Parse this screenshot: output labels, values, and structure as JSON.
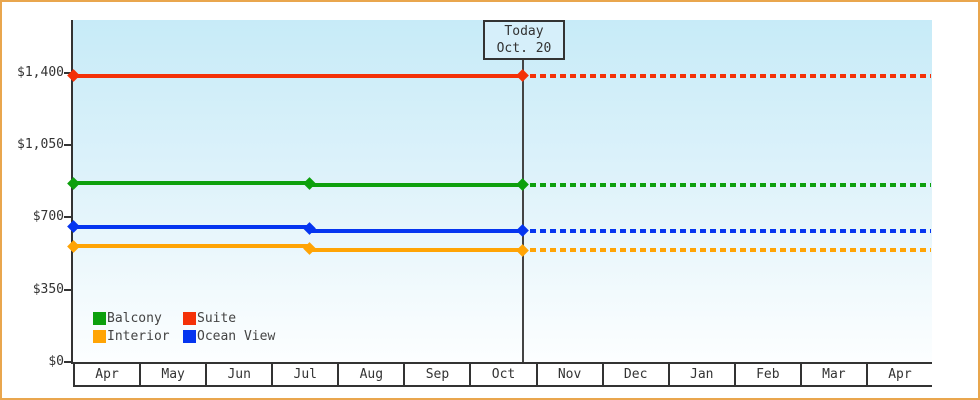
{
  "chart_data": {
    "type": "line",
    "description": "Cruise cabin price history by category with dashed projection after today",
    "y_axis": {
      "range": [
        0,
        1400
      ],
      "ticks": [
        {
          "label": "$1,400",
          "value": 1400
        },
        {
          "label": "$1,050",
          "value": 1050
        },
        {
          "label": "$700",
          "value": 700
        },
        {
          "label": "$350",
          "value": 350
        },
        {
          "label": "$0",
          "value": 0
        }
      ]
    },
    "x_axis": {
      "months": [
        "Apr",
        "May",
        "Jun",
        "Jul",
        "Aug",
        "Sep",
        "Oct",
        "Nov",
        "Dec",
        "Jan",
        "Feb",
        "Mar",
        "Apr"
      ]
    },
    "today": {
      "label": "Today",
      "date": "Oct. 20"
    },
    "series": [
      {
        "name": "Suite",
        "color": "#f43108",
        "segments": [
          {
            "from": "start",
            "to": "today",
            "value": 1385
          }
        ],
        "markers": [
          "start",
          "today"
        ],
        "projection": {
          "from": "today",
          "to": "end",
          "value": 1385
        }
      },
      {
        "name": "Balcony",
        "color": "#0da00d",
        "segments": [
          {
            "from": "start",
            "to": "jul",
            "value": 865
          },
          {
            "from": "jul",
            "to": "today",
            "value": 857
          }
        ],
        "markers": [
          "start",
          "jul",
          "today"
        ],
        "projection": {
          "from": "today",
          "to": "end",
          "value": 857
        }
      },
      {
        "name": "Ocean View",
        "color": "#0535f0",
        "segments": [
          {
            "from": "start",
            "to": "jul",
            "value": 655
          },
          {
            "from": "jul",
            "to": "today",
            "value": 635
          }
        ],
        "markers": [
          "start",
          "jul",
          "today"
        ],
        "projection": {
          "from": "today",
          "to": "end",
          "value": 635
        }
      },
      {
        "name": "Interior",
        "color": "#ffa405",
        "segments": [
          {
            "from": "start",
            "to": "jul",
            "value": 560
          },
          {
            "from": "jul",
            "to": "today",
            "value": 540
          }
        ],
        "markers": [
          "start",
          "jul",
          "today"
        ],
        "projection": {
          "from": "today",
          "to": "end",
          "value": 540
        }
      }
    ],
    "legend": {
      "position": "bottom-left",
      "items": [
        {
          "label": "Balcony",
          "color": "#0da00d"
        },
        {
          "label": "Suite",
          "color": "#f43108"
        },
        {
          "label": "Interior",
          "color": "#ffa405"
        },
        {
          "label": "Ocean View",
          "color": "#0535f0"
        }
      ]
    },
    "grid": false
  },
  "colors": {
    "frame_border": "#e9a64e",
    "axis": "#333333",
    "today_line": "#444444",
    "today_box_fill": "#d6effa",
    "plot_gradient_top": "#c7ebf8",
    "plot_gradient_bottom": "#fcfeff"
  }
}
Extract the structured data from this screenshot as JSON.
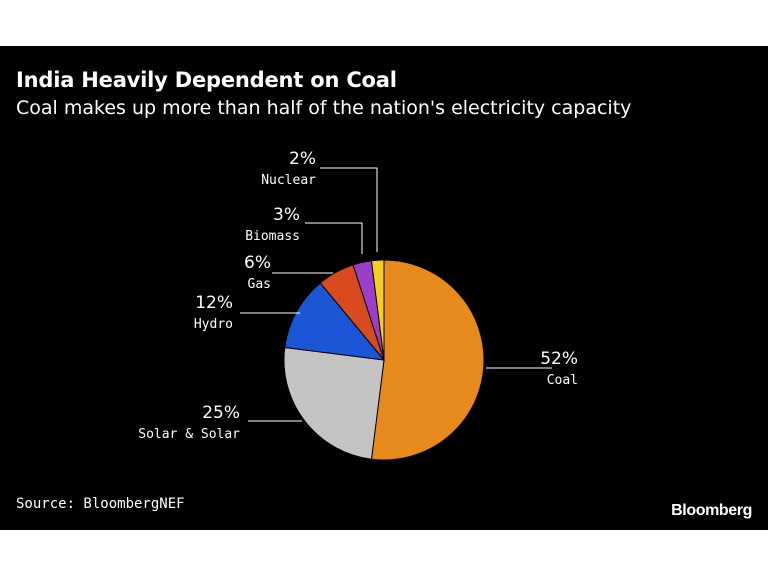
{
  "header": {
    "title": "India Heavily Dependent on Coal",
    "subtitle": "Coal makes up more than half of the nation's electricity capacity"
  },
  "chart_data": {
    "type": "pie",
    "title": "India Heavily Dependent on Coal",
    "subtitle": "Coal makes up more than half of the nation's electricity capacity",
    "slices": [
      {
        "label": "Coal",
        "value": 52,
        "value_label": "52%",
        "color": "#e8891c"
      },
      {
        "label": "Solar & Solar",
        "value": 25,
        "value_label": "25%",
        "color": "#c4c4c4"
      },
      {
        "label": "Hydro",
        "value": 12,
        "value_label": "12%",
        "color": "#1a56d6"
      },
      {
        "label": "Gas",
        "value": 6,
        "value_label": "6%",
        "color": "#d94a1e"
      },
      {
        "label": "Biomass",
        "value": 3,
        "value_label": "3%",
        "color": "#9b3fc9"
      },
      {
        "label": "Nuclear",
        "value": 2,
        "value_label": "2%",
        "color": "#f2cf1d"
      }
    ]
  },
  "footer": {
    "source": "Source: BloombergNEF",
    "brand": "Bloomberg"
  }
}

────────────────────

__Prompt__:
Copy out every line that includes the word "JSON".

__Right answer__:
Parse this screenshot: output labels, values, and structure as JSON.
Extract the structured data from this screenshot as JSON.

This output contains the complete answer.